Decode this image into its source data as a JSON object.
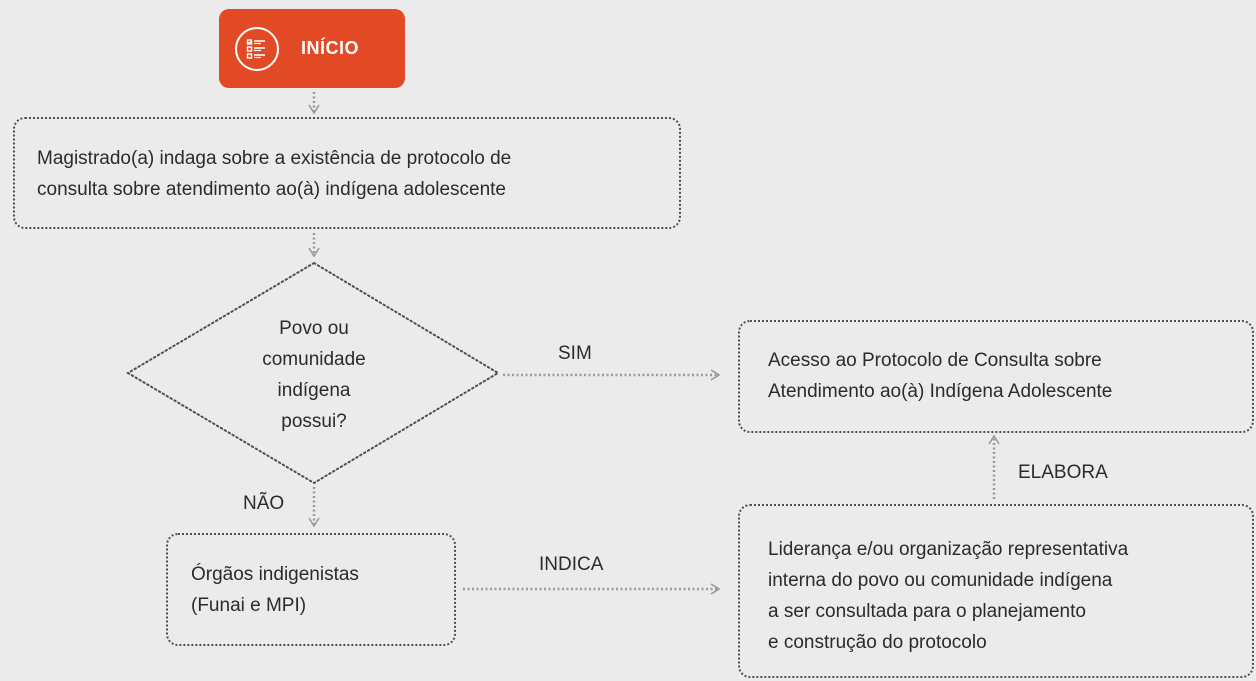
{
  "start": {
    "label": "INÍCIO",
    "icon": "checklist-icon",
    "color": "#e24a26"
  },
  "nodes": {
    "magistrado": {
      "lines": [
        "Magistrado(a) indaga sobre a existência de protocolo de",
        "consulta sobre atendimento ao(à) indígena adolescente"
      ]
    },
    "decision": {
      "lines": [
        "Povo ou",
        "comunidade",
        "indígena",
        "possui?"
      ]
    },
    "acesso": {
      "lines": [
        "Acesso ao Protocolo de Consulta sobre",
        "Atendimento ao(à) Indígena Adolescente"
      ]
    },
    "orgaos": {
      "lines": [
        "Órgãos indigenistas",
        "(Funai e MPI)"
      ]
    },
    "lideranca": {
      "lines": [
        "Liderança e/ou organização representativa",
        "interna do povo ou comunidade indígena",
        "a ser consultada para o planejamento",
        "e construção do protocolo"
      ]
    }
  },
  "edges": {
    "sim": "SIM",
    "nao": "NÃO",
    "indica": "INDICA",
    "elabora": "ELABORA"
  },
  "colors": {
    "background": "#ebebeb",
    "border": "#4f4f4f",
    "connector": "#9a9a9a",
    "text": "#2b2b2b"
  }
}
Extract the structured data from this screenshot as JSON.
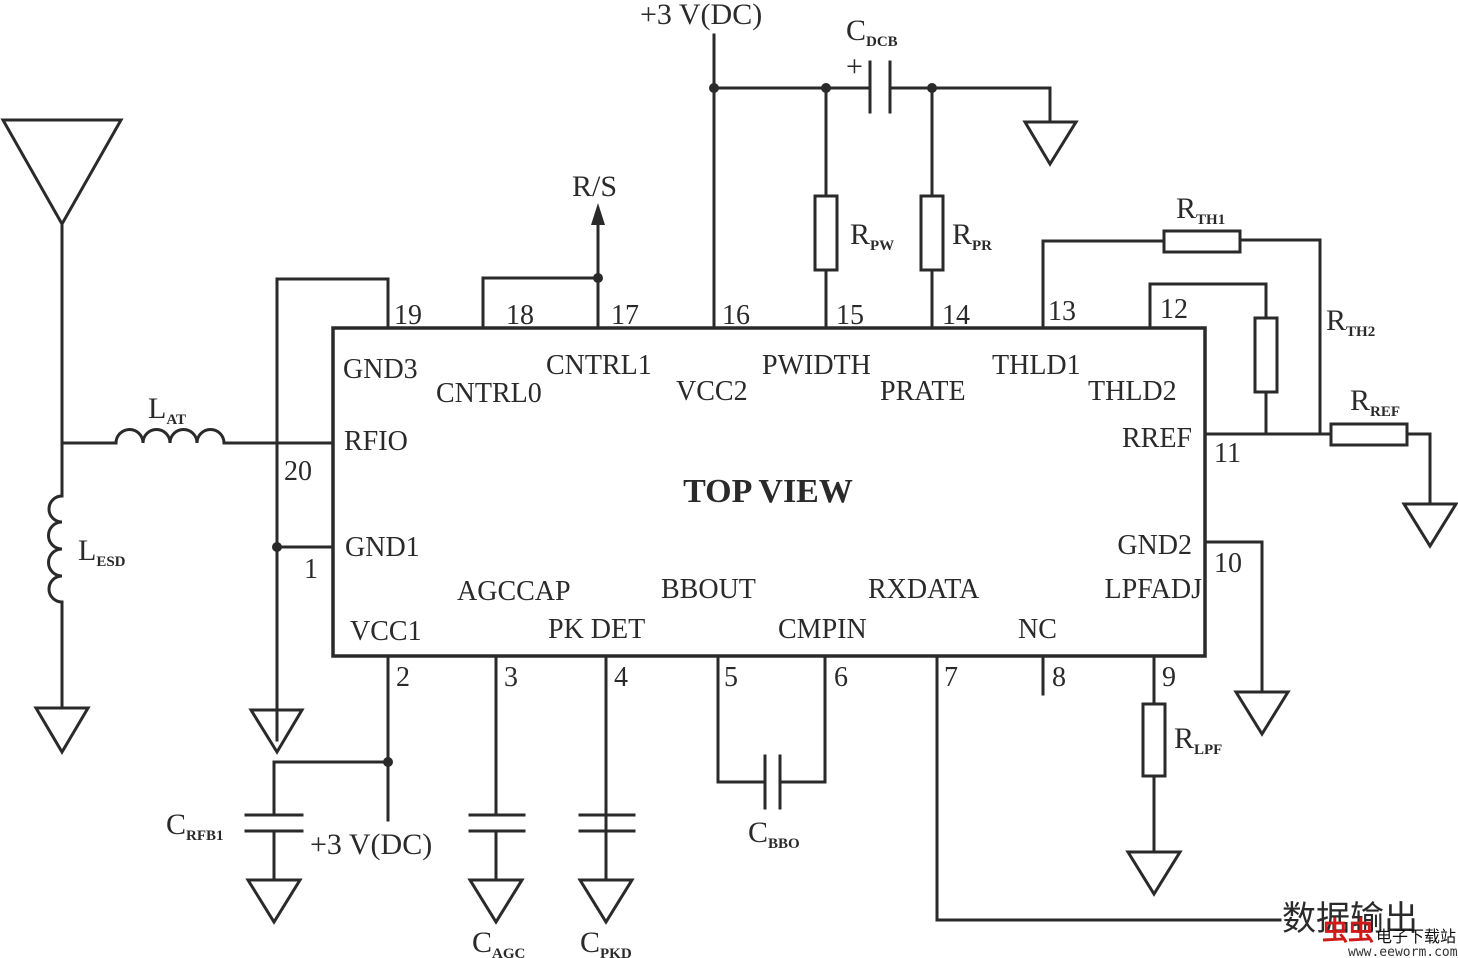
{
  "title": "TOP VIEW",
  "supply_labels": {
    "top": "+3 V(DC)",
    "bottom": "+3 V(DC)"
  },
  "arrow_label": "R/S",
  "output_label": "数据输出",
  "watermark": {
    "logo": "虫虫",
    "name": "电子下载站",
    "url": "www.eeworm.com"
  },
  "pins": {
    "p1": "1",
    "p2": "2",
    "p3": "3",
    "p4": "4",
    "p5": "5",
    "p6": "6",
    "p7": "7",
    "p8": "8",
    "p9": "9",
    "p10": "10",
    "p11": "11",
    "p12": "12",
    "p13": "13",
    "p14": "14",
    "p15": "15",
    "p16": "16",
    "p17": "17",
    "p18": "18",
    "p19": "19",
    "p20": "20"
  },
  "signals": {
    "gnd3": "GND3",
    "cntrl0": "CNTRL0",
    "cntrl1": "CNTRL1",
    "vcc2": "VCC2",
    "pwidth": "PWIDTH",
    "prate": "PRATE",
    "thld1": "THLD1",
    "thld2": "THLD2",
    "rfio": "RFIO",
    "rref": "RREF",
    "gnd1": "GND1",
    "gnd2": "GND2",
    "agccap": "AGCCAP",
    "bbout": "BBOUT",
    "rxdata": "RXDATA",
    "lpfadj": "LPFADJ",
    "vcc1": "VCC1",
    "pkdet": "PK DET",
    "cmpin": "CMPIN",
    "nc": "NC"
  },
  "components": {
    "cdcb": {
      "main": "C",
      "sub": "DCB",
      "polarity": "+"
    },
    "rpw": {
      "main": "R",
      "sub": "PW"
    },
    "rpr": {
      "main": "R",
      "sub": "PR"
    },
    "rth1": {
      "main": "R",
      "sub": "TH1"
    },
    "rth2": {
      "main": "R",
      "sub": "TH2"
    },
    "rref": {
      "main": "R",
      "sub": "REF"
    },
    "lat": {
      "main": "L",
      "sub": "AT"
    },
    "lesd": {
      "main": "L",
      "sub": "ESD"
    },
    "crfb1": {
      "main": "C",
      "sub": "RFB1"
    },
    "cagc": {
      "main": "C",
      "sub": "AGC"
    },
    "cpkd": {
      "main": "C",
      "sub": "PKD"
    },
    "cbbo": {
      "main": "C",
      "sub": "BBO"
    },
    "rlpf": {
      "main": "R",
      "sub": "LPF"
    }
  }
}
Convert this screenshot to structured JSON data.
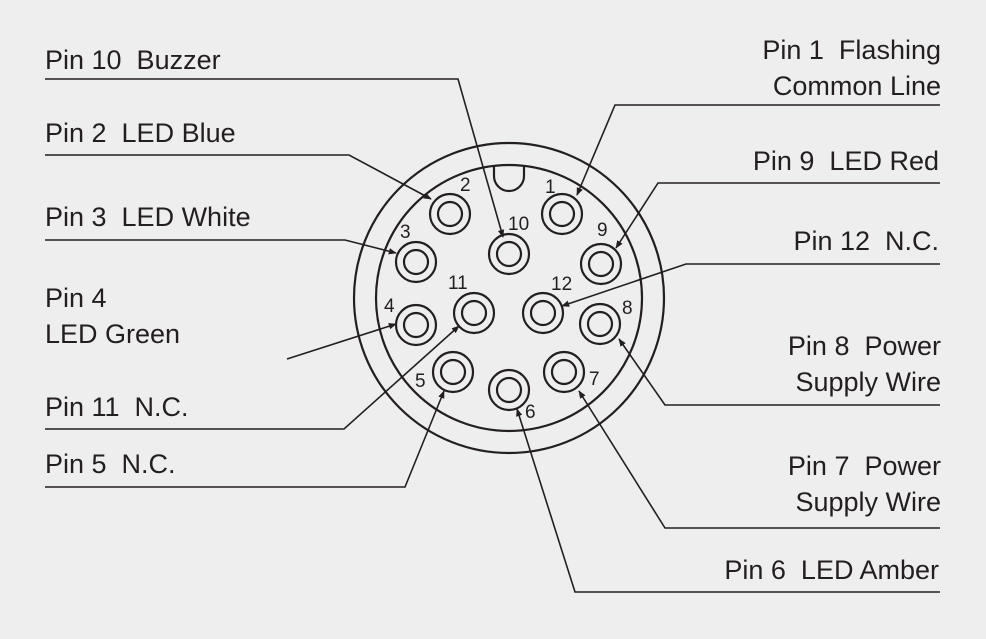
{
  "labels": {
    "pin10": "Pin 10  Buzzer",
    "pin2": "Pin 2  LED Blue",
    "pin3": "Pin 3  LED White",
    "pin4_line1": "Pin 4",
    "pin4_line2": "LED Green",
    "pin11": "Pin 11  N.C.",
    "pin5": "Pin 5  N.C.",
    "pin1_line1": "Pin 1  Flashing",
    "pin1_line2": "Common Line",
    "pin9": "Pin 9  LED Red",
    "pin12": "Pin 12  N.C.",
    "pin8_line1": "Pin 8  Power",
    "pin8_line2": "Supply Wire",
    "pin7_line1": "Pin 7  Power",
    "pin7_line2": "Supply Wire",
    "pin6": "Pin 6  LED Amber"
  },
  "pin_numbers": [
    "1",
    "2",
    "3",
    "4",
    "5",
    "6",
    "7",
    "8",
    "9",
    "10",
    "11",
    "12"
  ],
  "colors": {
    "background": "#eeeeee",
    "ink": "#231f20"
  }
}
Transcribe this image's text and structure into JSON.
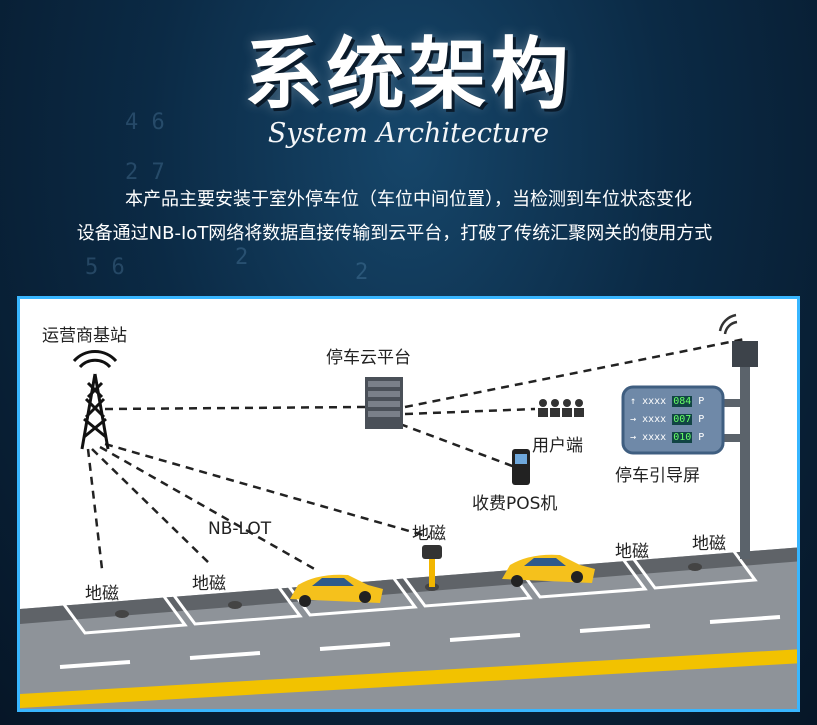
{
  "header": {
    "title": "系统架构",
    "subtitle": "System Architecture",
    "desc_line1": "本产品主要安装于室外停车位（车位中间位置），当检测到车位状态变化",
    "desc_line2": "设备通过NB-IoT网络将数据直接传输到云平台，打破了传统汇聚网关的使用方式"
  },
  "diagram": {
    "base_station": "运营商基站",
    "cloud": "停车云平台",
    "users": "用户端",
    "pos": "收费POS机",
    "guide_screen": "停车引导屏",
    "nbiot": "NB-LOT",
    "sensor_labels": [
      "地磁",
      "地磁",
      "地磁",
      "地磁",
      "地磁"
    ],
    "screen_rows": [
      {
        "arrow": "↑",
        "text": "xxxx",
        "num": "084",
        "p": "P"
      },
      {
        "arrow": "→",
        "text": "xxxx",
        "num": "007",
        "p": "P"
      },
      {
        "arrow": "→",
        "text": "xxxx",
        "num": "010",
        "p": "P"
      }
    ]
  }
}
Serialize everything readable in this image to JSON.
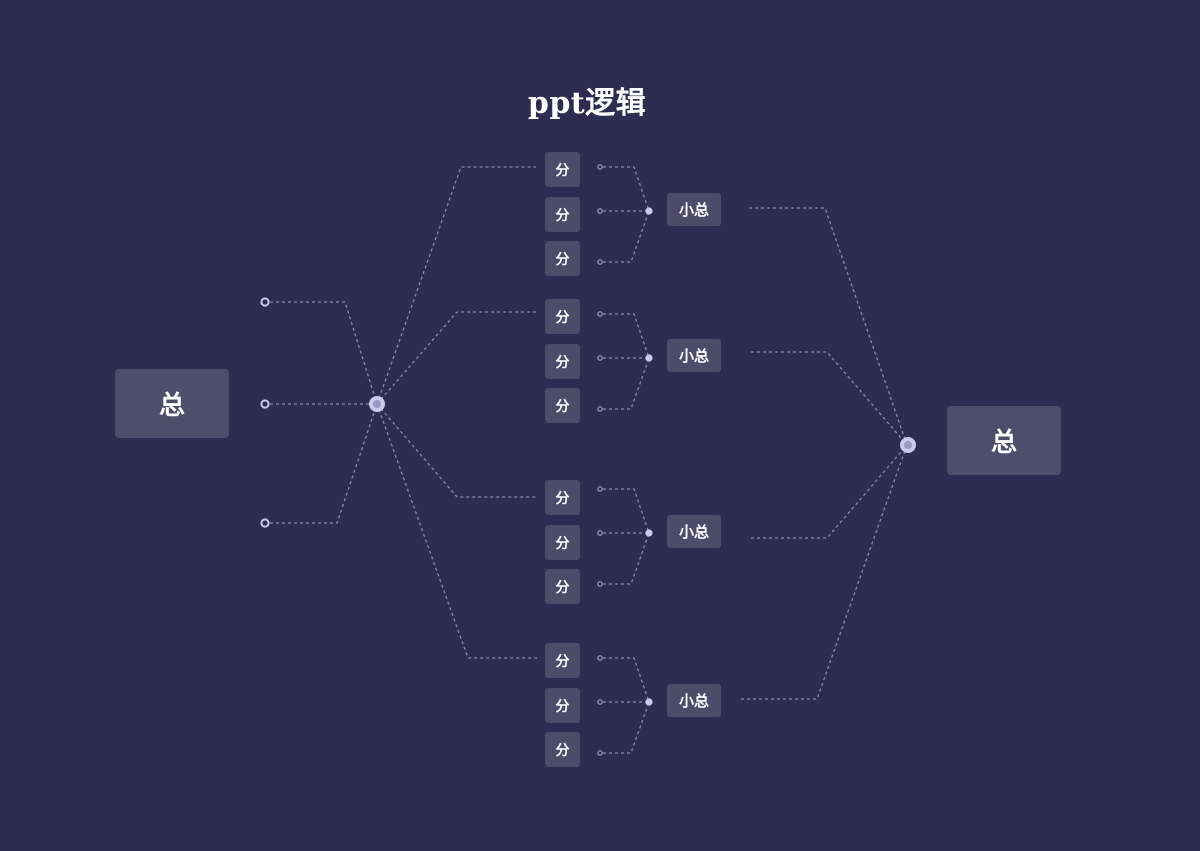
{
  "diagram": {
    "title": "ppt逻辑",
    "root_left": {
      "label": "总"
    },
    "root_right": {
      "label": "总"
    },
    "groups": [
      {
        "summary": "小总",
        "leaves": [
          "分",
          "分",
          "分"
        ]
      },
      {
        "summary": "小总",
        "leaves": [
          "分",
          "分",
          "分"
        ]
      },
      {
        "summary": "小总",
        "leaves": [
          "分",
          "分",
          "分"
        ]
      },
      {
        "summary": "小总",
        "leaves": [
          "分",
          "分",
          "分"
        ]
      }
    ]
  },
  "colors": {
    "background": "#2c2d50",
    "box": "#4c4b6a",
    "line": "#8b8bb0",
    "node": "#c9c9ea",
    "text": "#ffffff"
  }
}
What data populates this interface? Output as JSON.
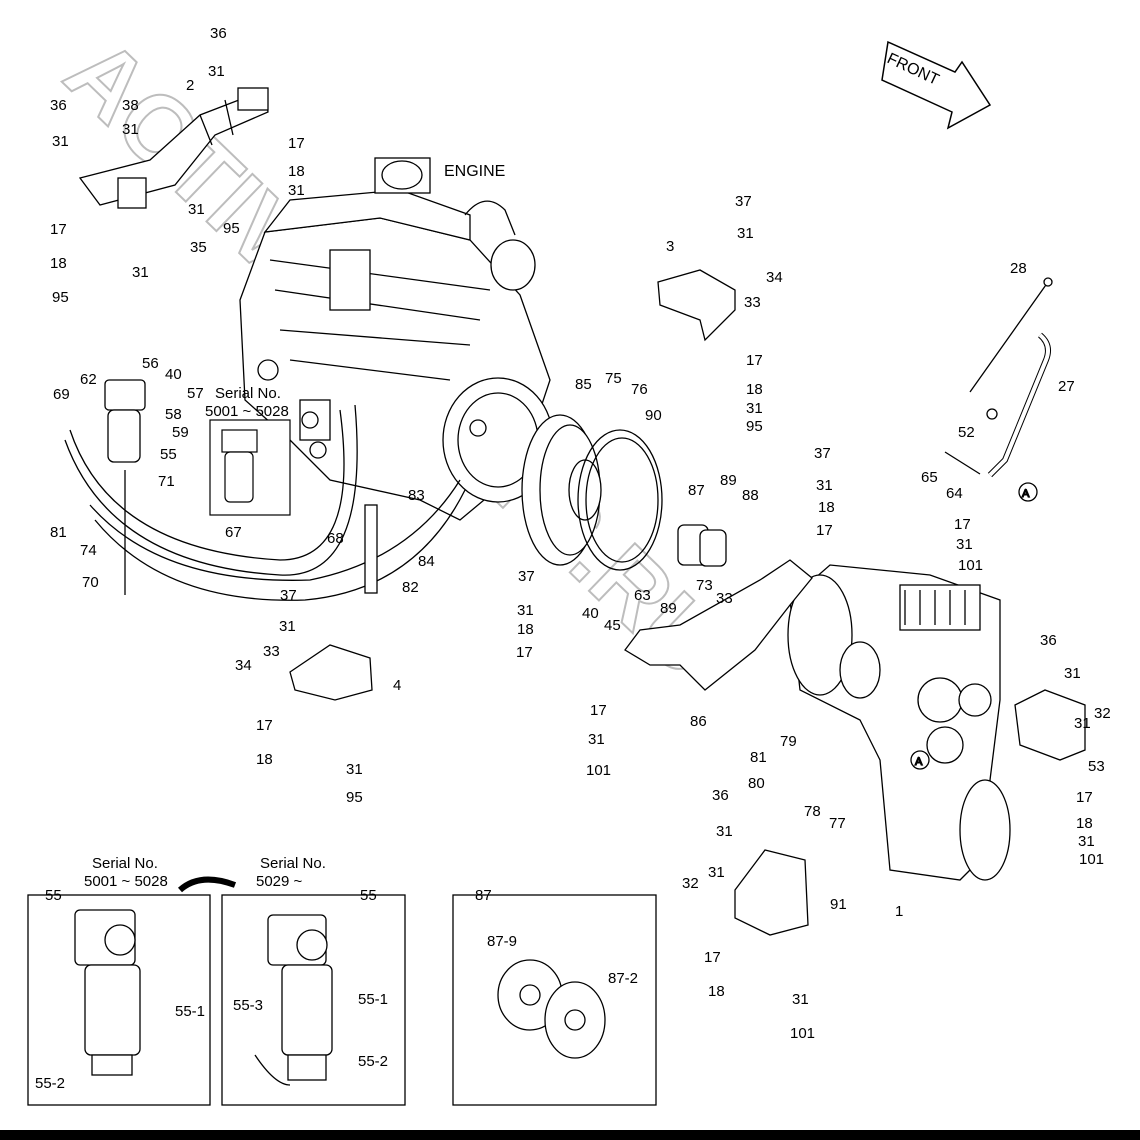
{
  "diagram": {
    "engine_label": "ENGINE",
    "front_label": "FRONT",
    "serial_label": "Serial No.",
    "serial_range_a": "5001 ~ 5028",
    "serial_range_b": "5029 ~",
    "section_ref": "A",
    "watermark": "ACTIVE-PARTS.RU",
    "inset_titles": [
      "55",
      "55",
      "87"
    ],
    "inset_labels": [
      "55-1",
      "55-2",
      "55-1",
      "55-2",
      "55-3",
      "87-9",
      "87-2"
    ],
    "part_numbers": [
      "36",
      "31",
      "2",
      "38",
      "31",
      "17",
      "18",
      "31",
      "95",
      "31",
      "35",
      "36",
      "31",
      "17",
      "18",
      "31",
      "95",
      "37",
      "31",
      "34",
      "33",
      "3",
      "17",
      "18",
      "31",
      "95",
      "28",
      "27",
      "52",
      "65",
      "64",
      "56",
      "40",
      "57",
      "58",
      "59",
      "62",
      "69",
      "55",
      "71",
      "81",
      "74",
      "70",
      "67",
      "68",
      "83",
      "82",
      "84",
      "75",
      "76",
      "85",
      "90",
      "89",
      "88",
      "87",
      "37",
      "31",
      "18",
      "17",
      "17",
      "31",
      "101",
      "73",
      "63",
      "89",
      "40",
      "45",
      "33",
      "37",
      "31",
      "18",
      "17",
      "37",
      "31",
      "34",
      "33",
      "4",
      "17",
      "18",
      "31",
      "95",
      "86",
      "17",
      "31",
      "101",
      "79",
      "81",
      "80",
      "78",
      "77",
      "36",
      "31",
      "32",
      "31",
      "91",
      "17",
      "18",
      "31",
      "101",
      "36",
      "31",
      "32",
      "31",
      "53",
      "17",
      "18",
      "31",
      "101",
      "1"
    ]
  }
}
------------------------------------------------------------
CHALLENGE: Copy all lines from the material that hold "this".

EXERCISE RESULT:
Decode this image into its source data as a JSON object.
Extract the structured data from this screenshot as JSON.
Convert this screenshot to structured JSON data.
Transcribe this image's text and structure into JSON.
Serialize everything readable in this image to JSON.
What data populates this interface? Output as JSON.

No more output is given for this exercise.